**PROBLEM TO WORK ON**
In the material below, find all lines with the string "this" and copy them.

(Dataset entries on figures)

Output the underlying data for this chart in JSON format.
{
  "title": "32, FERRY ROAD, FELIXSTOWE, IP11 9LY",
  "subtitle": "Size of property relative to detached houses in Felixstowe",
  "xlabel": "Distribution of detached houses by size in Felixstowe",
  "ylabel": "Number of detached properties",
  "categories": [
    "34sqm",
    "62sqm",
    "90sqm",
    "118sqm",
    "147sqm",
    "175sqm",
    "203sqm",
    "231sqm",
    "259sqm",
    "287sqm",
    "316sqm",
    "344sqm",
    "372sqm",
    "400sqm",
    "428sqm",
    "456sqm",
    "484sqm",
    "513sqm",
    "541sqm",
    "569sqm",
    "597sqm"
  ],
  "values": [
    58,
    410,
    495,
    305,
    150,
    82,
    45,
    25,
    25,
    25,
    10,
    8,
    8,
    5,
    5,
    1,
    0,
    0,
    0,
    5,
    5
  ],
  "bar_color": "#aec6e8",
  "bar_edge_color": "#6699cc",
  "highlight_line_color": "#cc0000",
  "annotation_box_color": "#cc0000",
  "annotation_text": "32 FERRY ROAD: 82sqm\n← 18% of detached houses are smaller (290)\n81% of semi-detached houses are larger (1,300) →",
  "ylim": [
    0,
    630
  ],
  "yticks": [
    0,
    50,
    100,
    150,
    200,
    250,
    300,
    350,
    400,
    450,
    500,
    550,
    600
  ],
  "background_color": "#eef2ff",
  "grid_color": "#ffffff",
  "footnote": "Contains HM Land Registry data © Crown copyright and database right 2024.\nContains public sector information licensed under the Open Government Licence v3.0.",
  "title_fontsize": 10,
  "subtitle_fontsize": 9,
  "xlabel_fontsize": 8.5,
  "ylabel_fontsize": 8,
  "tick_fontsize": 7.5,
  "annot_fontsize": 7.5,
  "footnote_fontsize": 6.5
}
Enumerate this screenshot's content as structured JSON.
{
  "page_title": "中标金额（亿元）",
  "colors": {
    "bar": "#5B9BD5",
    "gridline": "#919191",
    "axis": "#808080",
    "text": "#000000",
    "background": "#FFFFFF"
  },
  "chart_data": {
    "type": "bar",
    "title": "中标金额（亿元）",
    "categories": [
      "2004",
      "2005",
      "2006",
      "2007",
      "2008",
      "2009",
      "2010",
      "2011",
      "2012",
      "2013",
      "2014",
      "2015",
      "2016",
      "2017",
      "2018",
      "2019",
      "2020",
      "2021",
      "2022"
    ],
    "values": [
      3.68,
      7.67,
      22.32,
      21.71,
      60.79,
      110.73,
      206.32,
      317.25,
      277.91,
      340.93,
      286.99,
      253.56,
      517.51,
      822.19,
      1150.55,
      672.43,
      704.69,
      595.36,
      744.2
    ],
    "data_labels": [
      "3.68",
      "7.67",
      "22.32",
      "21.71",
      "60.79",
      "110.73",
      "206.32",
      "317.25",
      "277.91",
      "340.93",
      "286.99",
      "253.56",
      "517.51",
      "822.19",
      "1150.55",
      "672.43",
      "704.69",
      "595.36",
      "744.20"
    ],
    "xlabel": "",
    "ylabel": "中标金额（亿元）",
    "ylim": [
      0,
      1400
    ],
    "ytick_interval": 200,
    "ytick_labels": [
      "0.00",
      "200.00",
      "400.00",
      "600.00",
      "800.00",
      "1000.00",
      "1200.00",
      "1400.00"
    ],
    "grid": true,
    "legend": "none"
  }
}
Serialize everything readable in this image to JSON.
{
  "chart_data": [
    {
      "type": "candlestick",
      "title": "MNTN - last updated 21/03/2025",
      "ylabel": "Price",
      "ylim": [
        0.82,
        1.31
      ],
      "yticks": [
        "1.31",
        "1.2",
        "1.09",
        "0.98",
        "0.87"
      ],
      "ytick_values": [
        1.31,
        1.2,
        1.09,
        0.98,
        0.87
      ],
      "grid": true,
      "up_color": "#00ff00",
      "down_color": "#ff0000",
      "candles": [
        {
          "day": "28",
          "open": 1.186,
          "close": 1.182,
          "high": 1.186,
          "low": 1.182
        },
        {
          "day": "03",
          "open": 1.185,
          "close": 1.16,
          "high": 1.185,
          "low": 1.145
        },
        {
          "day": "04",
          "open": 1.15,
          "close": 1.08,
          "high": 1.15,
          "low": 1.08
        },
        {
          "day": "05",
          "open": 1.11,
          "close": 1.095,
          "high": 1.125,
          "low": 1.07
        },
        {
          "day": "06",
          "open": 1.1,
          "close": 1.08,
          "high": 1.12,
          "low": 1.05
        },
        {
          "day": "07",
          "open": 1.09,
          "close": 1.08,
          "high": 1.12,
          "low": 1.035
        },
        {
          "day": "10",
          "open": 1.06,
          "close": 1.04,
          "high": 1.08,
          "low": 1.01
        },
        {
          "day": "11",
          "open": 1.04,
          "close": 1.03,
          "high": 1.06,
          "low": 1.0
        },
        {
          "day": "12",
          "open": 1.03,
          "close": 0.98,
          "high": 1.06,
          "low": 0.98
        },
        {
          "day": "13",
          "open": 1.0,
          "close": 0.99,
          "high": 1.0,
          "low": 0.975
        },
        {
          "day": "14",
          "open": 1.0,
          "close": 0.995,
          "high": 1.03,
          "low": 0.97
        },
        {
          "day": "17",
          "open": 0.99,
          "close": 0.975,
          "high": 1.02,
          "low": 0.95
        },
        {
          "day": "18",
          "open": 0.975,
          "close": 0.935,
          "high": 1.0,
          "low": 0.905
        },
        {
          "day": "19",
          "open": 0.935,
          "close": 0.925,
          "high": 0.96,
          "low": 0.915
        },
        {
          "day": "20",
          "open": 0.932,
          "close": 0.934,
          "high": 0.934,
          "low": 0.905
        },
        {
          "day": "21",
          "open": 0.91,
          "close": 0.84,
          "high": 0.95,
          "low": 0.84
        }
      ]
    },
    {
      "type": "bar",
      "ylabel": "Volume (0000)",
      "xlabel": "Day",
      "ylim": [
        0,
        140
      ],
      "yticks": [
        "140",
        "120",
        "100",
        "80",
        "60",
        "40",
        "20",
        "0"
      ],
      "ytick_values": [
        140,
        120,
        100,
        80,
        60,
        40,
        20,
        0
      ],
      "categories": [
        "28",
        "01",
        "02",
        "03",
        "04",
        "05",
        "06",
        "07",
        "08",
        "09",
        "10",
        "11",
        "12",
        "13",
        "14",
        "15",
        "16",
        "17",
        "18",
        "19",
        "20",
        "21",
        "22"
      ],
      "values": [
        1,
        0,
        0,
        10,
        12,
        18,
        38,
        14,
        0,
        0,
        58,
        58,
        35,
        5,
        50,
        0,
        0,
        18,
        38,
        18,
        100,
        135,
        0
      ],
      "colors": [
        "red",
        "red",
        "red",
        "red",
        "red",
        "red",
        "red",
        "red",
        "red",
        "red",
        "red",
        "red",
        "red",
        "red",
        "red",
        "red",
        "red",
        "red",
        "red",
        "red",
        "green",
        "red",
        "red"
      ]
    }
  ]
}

**SOLUTION TO THE PROBLEM**
Output the underlying data for this chart in JSON format.
Enumerate this screenshot's content as structured JSON.
Serialize everything readable in this image to JSON.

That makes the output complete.